-- WHAT NEEDS TO BE DONE --
Output the full listing exactly as written, with no pictures in it.

-- DATA EXTRACT --
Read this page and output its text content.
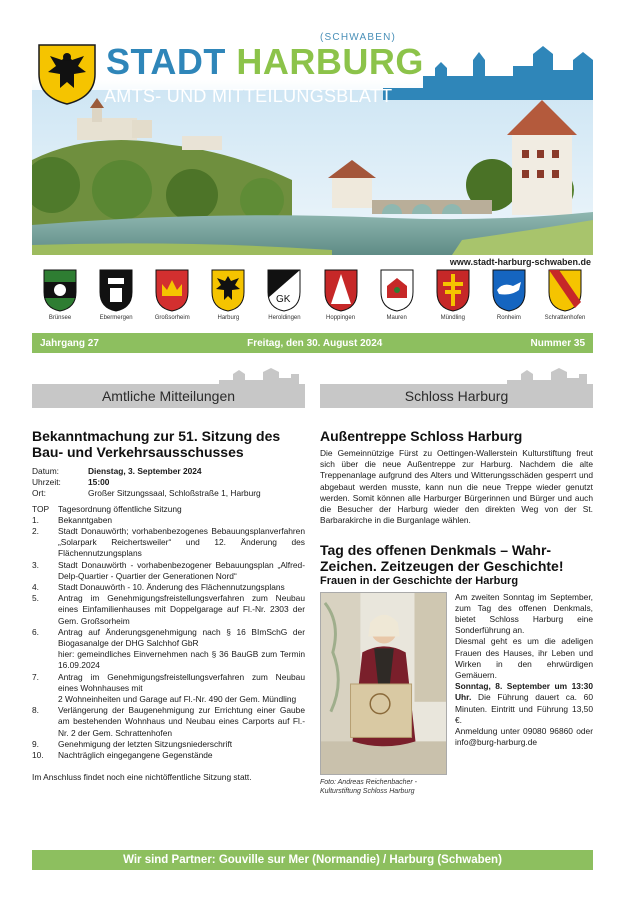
(SCHWABEN)
STADT HARBURG
AMTS- UND MITTEILUNGSBLATT
www.stadt-harburg-schwaben.de
Brünsee	Ebermergen	Großsorheim	Harburg
GK
Heroldingen	Hoppingen	Mauren	Mündling	Ronheim	Schrattenhofen
Jahrgang 27	Freitag, den 30. August 2024	Nummer 35
Amtliche Mitteilungen	Schloss Harburg
Bekanntmachung zur 51. Sitzung des Bau- und Verkehrsausschusses
Datum:	Dienstag, 3. September 2024
Uhrzeit:	15:00
Ort:	Großer Sitzungssaal, Schloßstraße 1, Harburg
TOP	Tagesordnung öffentliche Sitzung
1.	Bekanntgaben
2.	Stadt Donauwörth; vorhabenbezogenes Bebauungsplanverfahren „Solarpark Reichertsweiler“ und 12. Änderung des Flächennutzungsplans
3.	Stadt Donauwörth - vorhabenbezogener Bebauungsplan „Alfred-Delp-Quartier - Quartier der Generationen Nord“
4.	Stadt Donauwörth - 10. Änderung des Flächennutzungsplans
5.	Antrag im Genehmigungsfreistellungsverfahren zum Neubau eines Einfamilienhauses mit Doppelgarage auf Fl.-Nr. 2303 der Gem. Großsorheim
6.	Antrag auf Änderungsgenehmigung nach § 16 BImSchG der Biogasanalge der DHG Salchhof GbR
hier: gemeindliches Einvernehmen nach § 36 BauGB zum Termin 16.09.2024
7.	Antrag im Genehmigungsfreistellungsverfahren zum Neubau eines Wohnhauses mit
2 Wohneinheiten und Garage auf Fl.-Nr. 490 der Gem. Mündling
8.	Verlängerung der Baugenehmigung zur Errichtung einer Gaube am bestehenden Wohnhaus und Neubau eines Carports auf Fl.-Nr. 2 der Gem. Schrattenhofen
9.	Genehmigung der letzten Sitzungsniederschrift
10.	Nachträglich eingegangene Gegenstände

Im Anschluss findet noch eine nichtöffentliche Sitzung statt.

Außentreppe Schloss Harburg

Die Gemeinnützige Fürst zu Oettingen-Wallerstein Kulturstiftung freut sich über die neue Außentreppe zur Harburg. Nachdem die alte Treppenanlage aufgrund des Alters und Witterungsschäden gesperrt und abgebaut werden musste, kann nun die neue Treppe wieder genutzt werden. Somit können alle Harburger Bürgerinnen und Bürger und auch die Besucher der Harburg wieder den direkten Weg von der St. Barbarakirche in die Burganlage wählen.

Tag des offenen Denkmals – Wahr-Zeichen. Zeitzeugen der Geschichte!
Frauen in der Geschichte der Harburg

Foto: Andreas Reichenbacher - Kulturstiftung Schloss Harburg

Am zweiten Sonntag im September, zum Tag des offenen Denkmals, bietet Schloss Harburg eine Sonderführung an.

Diesmal geht es um die adeligen Frauen des Hauses, ihr Leben und Wirken in den ehrwürdigen Gemäuern.

Sonntag, 8. September um 13:30 Uhr. Die Führung dauert ca. 60 Minuten. Eintritt und Führung 13,50 €.

Anmeldung unter 09080 96860 oder info@burg-harburg.de

Wir sind Partner: Gouville sur Mer (Normandie) / Harburg (Schwaben)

-- EXERCISE OUTPUT --
Read this page and output its text content.
(SCHWABEN)
STADT HARBURG
AMTS- UND MITTEILUNGSBLATT
www.stadt-harburg-schwaben.de
Brünsee	Ebermergen	Großsorheim	Harburg
GK
Heroldingen	Hoppingen	Mauren	Mündling	Ronheim	Schrattenhofen
Jahrgang 27	Freitag, den 30. August 2024	Nummer 35
Amtliche Mitteilungen	Schloss Harburg
Bekanntmachung zur 51. Sitzung des Bau- und Verkehrsausschusses
Datum:	Dienstag, 3. September 2024
Uhrzeit:	15:00
Ort:	Großer Sitzungssaal, Schloßstraße 1, Harburg
TOP	Tagesordnung öffentliche Sitzung
1.	Bekanntgaben
2.	Stadt Donauwörth; vorhabenbezogenes Bebauungsplanverfahren „Solarpark Reichertsweiler“ und 12. Änderung des Flächennutzungsplans
3.	Stadt Donauwörth - vorhabenbezogener Bebauungsplan „Alfred-Delp-Quartier - Quartier der Generationen Nord“
4.	Stadt Donauwörth - 10. Änderung des Flächennutzungsplans
5.	Antrag im Genehmigungsfreistellungsverfahren zum Neubau eines Einfamilienhauses mit Doppelgarage auf Fl.-Nr. 2303 der Gem. Großsorheim
6.	Antrag auf Änderungsgenehmigung nach § 16 BImSchG der Biogasanalge der DHG Salchhof GbR
hier: gemeindliches Einvernehmen nach § 36 BauGB zum Termin 16.09.2024
7.	Antrag im Genehmigungsfreistellungsverfahren zum Neubau eines Wohnhauses mit
2 Wohneinheiten und Garage auf Fl.-Nr. 490 der Gem. Mündling
8.	Verlängerung der Baugenehmigung zur Errichtung einer Gaube am bestehenden Wohnhaus und Neubau eines Carports auf Fl.-Nr. 2 der Gem. Schrattenhofen
9.	Genehmigung der letzten Sitzungsniederschrift
10.	Nachträglich eingegangene Gegenstände

Im Anschluss findet noch eine nichtöffentliche Sitzung statt.

Außentreppe Schloss Harburg

Die Gemeinnützige Fürst zu Oettingen-Wallerstein Kulturstiftung freut sich über die neue Außentreppe zur Harburg. Nachdem die alte Treppenanlage aufgrund des Alters und Witterungsschäden gesperrt und abgebaut werden musste, kann nun die neue Treppe wieder genutzt werden. Somit können alle Harburger Bürgerinnen und Bürger und auch die Besucher der Harburg wieder den direkten Weg von der St. Barbarakirche in die Burganlage wählen.

Tag des offenen Denkmals – Wahr-Zeichen. Zeitzeugen der Geschichte!
Frauen in der Geschichte der Harburg

Foto: Andreas Reichenbacher - Kulturstiftung Schloss Harburg

Am zweiten Sonntag im September, zum Tag des offenen Denkmals, bietet Schloss Harburg eine Sonderführung an.

Diesmal geht es um die adeligen Frauen des Hauses, ihr Leben und Wirken in den ehrwürdigen Gemäuern.

Sonntag, 8. September um 13:30 Uhr. Die Führung dauert ca. 60 Minuten. Eintritt und Führung 13,50 €.

Anmeldung unter 09080 96860 oder info@burg-harburg.de

Wir sind Partner: Gouville sur Mer (Normandie) / Harburg (Schwaben)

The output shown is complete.